● Data for processing:
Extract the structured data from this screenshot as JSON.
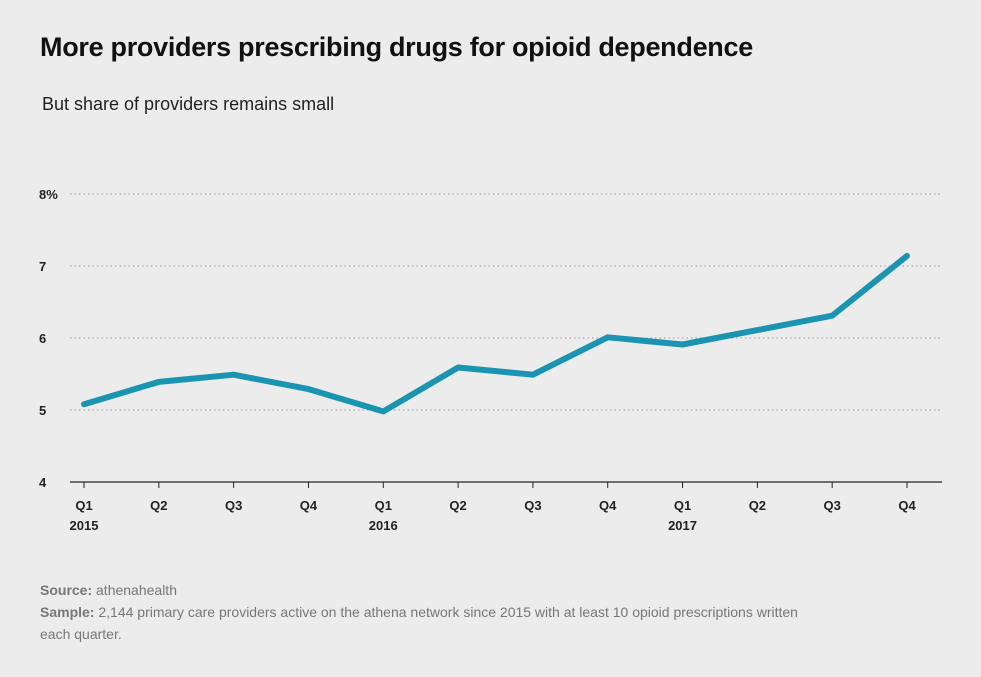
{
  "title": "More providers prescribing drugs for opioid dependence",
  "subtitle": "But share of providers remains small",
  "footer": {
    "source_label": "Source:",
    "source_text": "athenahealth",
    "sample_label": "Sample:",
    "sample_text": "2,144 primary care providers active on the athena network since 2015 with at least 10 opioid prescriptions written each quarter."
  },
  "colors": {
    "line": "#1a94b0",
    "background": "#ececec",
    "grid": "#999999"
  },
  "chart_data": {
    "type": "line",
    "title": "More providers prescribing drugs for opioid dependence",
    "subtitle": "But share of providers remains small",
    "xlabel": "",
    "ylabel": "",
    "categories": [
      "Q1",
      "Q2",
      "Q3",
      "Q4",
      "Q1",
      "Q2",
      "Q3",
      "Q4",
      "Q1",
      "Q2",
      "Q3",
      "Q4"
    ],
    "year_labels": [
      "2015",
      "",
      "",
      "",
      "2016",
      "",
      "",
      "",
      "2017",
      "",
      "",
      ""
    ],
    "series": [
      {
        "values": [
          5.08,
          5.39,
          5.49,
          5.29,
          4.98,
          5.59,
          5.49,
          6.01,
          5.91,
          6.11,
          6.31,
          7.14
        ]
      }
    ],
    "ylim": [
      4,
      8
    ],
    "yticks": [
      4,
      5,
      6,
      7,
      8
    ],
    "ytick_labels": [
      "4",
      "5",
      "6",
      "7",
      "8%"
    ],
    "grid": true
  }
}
--
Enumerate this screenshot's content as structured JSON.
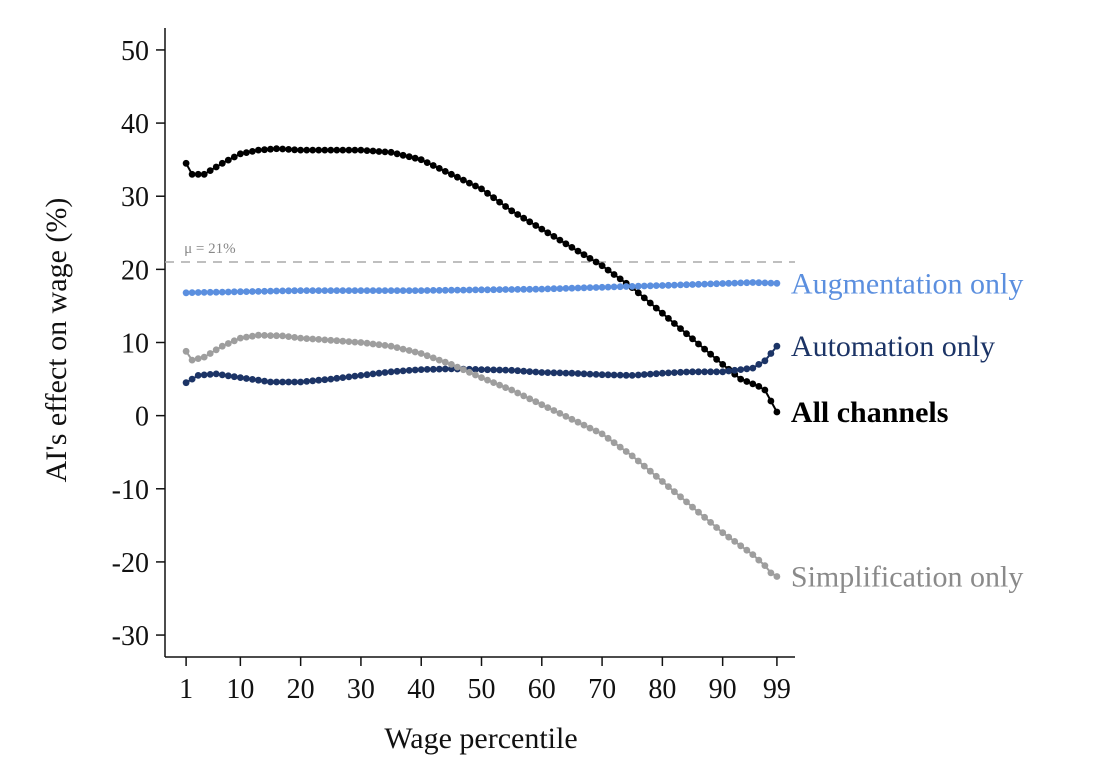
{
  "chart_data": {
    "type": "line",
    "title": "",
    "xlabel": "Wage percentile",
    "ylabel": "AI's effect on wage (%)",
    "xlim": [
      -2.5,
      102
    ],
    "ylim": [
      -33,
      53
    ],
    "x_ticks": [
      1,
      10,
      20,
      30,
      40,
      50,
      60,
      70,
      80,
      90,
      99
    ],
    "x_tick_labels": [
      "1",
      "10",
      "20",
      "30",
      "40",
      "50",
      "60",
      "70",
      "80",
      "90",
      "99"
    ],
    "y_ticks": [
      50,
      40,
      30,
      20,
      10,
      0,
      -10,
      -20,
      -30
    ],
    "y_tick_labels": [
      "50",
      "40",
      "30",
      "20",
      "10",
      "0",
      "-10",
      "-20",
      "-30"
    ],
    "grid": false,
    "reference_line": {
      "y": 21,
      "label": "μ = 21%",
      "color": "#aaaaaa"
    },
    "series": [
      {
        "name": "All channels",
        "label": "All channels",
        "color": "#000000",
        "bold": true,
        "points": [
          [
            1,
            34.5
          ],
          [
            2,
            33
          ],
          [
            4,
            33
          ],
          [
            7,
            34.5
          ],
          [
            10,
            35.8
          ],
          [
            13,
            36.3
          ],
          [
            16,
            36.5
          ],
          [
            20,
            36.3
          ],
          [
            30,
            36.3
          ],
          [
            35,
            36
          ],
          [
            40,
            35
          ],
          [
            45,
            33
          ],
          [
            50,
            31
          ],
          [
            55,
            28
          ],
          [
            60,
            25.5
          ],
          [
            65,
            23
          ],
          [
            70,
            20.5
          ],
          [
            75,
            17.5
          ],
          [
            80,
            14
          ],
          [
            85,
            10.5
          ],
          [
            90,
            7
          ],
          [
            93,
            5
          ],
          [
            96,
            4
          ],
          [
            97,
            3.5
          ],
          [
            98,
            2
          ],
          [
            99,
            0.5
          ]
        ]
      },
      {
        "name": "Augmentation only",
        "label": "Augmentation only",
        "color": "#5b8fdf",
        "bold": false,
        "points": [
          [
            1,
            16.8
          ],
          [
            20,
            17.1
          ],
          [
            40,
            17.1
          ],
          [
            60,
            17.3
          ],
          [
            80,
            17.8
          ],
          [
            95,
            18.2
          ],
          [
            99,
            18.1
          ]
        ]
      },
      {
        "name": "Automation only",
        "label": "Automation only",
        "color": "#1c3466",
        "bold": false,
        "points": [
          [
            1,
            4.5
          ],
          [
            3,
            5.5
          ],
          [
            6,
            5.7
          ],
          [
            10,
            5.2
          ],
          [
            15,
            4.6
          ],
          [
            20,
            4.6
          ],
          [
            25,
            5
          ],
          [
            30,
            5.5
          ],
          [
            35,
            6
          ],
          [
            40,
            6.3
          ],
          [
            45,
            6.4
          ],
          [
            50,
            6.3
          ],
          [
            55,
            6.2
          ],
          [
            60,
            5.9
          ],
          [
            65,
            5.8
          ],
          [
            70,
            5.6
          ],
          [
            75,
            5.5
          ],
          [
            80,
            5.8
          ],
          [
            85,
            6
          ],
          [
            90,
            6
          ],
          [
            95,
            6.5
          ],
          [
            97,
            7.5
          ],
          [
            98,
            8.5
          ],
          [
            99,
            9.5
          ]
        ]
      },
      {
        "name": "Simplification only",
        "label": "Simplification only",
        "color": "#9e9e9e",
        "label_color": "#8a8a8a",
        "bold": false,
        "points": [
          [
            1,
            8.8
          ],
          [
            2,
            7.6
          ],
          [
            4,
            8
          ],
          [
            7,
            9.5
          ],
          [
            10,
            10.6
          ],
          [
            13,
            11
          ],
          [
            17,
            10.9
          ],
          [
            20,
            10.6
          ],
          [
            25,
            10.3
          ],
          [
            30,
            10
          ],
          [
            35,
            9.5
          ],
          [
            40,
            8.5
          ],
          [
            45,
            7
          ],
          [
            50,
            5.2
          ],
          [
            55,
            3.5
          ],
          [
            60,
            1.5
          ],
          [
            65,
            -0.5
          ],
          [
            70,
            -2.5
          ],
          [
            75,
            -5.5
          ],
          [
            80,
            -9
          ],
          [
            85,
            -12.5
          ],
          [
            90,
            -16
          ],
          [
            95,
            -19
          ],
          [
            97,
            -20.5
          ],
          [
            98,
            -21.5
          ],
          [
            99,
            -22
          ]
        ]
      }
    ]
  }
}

● Written exercise:
Filter the records, keeping only lines that contain "opioid", and show those lines.

● Exercise output:
  "title": "More providers prescribing drugs for opioid dependence",
    "sample_text": "2,144 primary care providers active on the athena network since 2015 with at least 10 opioid prescriptions written each quarter."
    "title": "More providers prescribing drugs for opioid dependence",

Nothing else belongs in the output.